# Requirement:
Only the number is wanted: how many lines of these entries contain the word "Portal"?

Dataset listings of figures
— begin —

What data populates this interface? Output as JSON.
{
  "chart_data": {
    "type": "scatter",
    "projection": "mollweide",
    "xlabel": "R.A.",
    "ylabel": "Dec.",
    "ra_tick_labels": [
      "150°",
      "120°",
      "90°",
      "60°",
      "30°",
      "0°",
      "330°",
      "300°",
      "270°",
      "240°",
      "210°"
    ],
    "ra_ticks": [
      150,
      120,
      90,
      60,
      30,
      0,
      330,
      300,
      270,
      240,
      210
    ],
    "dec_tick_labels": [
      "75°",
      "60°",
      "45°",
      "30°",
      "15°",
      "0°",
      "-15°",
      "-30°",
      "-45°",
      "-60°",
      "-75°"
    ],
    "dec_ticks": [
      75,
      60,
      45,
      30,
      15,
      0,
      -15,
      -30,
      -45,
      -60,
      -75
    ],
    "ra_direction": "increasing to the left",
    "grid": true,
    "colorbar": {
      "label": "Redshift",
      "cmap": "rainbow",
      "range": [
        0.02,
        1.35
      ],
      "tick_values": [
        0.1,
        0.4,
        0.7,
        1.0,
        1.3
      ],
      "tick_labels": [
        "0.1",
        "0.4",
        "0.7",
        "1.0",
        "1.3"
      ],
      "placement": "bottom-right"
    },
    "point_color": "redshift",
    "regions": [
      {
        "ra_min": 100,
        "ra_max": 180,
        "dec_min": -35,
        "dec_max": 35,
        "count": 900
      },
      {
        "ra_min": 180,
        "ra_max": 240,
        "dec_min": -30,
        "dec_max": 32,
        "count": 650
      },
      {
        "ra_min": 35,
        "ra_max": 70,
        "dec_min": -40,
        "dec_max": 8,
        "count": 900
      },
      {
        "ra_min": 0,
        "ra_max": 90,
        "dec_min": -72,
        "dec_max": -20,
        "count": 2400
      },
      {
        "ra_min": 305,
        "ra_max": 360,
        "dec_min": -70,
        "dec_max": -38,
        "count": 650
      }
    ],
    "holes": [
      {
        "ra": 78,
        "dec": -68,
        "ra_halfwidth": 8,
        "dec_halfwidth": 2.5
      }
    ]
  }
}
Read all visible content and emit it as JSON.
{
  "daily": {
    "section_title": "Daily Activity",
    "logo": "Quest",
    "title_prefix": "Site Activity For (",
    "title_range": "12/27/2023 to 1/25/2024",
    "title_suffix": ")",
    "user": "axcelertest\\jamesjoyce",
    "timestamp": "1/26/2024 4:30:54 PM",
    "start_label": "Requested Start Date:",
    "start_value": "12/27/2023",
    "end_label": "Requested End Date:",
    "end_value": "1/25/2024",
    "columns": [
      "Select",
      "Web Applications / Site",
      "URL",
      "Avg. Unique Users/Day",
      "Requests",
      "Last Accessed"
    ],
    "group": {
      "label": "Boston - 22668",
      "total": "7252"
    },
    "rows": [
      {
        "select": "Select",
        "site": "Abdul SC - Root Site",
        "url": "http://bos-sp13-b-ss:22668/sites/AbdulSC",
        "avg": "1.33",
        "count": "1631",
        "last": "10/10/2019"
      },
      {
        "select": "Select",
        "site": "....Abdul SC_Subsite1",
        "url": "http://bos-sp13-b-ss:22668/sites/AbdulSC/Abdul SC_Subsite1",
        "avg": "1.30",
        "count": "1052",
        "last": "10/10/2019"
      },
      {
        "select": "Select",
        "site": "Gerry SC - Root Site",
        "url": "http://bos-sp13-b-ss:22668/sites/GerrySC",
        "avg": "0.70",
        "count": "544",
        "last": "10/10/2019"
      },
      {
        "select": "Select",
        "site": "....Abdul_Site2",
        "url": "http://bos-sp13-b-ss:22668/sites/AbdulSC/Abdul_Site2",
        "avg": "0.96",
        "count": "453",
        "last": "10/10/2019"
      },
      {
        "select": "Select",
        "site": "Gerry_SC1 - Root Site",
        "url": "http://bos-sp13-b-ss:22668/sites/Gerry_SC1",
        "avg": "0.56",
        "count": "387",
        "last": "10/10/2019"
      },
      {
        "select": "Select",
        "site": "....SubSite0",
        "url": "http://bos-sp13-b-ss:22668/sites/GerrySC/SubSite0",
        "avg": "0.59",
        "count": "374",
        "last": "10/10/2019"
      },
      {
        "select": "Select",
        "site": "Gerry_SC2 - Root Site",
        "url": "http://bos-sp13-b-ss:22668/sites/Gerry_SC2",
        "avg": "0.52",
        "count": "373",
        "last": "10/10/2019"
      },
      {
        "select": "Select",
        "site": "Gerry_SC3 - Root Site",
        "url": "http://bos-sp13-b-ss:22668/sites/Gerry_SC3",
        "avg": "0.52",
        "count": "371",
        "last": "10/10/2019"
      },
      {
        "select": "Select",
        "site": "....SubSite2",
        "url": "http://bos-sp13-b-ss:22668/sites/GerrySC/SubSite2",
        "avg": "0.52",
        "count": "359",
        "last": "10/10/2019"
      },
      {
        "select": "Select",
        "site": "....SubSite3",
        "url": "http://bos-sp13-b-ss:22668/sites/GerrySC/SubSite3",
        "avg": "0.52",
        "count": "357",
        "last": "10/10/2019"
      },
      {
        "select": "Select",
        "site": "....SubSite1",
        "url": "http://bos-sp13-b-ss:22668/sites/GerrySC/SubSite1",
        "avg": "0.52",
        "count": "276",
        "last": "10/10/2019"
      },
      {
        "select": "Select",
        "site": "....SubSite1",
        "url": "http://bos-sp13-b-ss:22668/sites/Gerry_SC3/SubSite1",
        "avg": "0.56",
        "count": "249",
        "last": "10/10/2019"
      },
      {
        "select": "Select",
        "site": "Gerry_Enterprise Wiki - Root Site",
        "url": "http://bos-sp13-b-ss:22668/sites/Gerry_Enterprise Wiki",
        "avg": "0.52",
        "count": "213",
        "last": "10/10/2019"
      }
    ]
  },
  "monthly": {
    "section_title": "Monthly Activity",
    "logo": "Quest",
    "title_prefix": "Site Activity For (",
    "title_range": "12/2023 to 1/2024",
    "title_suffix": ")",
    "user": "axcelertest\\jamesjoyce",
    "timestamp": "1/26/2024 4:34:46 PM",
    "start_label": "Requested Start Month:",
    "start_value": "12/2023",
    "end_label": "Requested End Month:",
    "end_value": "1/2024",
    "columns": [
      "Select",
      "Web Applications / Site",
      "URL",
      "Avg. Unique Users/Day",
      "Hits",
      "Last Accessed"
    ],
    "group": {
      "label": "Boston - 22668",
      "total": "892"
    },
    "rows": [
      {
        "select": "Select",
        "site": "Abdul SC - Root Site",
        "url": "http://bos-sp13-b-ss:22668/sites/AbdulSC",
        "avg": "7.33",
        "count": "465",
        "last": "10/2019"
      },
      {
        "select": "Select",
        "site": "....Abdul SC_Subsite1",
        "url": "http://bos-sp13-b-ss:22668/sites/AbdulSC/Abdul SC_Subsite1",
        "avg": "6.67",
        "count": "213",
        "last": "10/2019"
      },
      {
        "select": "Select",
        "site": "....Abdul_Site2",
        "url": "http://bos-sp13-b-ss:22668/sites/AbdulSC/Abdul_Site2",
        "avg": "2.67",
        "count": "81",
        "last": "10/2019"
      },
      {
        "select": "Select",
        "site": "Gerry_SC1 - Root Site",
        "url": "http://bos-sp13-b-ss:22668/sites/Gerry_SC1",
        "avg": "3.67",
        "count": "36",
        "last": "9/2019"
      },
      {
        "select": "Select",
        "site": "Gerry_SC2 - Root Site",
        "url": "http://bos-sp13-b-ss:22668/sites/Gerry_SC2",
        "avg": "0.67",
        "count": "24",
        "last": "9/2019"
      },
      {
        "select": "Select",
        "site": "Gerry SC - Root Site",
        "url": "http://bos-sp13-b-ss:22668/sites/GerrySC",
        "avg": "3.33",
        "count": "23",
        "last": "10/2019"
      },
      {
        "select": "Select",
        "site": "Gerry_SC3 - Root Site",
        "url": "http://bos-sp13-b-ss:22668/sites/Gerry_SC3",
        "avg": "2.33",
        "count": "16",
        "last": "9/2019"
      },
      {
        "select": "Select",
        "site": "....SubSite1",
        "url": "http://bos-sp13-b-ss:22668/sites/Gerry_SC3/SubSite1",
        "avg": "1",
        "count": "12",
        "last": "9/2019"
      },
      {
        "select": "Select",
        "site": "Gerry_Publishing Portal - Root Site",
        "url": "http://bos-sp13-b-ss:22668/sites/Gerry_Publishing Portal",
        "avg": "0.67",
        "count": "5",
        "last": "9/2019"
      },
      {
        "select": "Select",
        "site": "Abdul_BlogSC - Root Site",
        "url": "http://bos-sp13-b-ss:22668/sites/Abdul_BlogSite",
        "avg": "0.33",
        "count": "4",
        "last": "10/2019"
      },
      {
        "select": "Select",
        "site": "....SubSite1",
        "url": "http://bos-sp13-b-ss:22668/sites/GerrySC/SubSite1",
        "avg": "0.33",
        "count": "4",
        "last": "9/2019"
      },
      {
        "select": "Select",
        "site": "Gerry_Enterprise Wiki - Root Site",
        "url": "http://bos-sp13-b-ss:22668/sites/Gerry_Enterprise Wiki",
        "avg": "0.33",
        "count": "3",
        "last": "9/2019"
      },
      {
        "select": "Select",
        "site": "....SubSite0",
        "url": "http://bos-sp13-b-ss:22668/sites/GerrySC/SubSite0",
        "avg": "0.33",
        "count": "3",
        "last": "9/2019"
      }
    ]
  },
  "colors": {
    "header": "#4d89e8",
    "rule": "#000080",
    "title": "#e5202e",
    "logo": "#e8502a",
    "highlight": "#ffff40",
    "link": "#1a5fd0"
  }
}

— end —

# Full solution:
2